**What to do:** Select each line where the word "covenants" appears.

**Task data:**
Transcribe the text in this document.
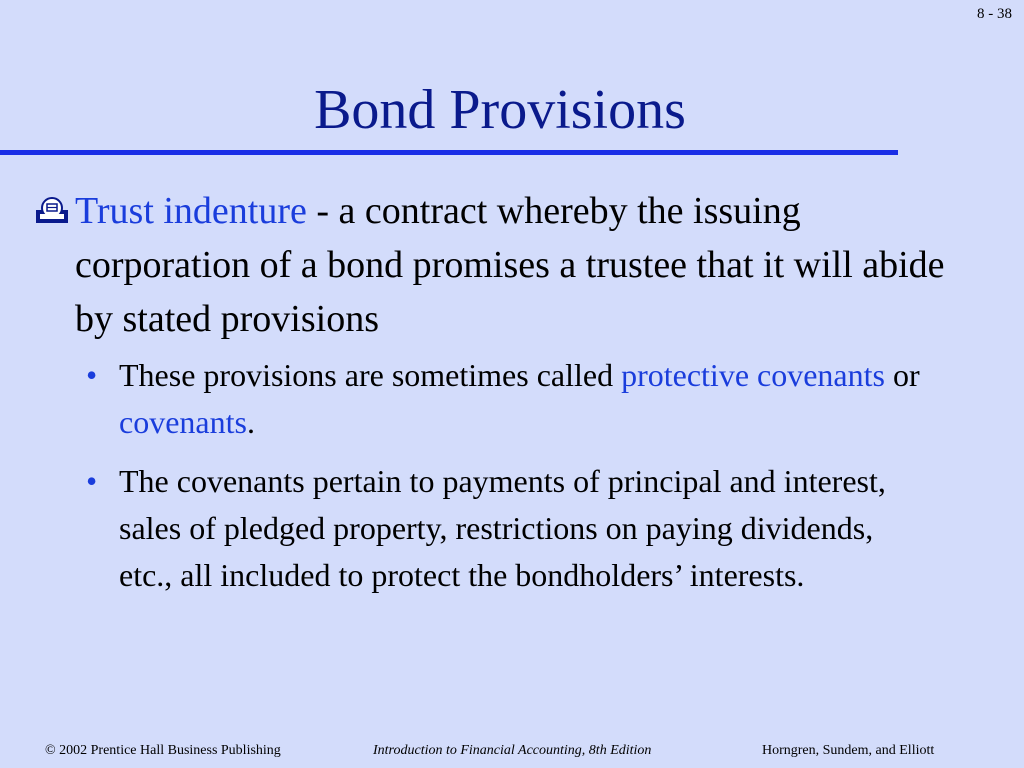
8 - 38
Bond Provisions
Trust indenture - a contract whereby the issuing corporation of a bond promises a trustee that it will abide by stated provisions
• These provisions are sometimes called protective covenants or covenants.
• The covenants pertain to payments of principal and interest, sales of pledged property, restrictions on paying dividends, etc., all included to protect the bondholders’ interests.
© 2002 Prentice Hall Business Publishing	Introduction to Financial Accounting, 8th Edition	Horngren, Sundem, and Elliott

**Response to the exercise:**
• These provisions are sometimes called protective covenants or covenants.
• The covenants pertain to payments of principal and interest, sales of pledged property, restrictions on paying dividends, etc., all included to protect the bondholders’ interests.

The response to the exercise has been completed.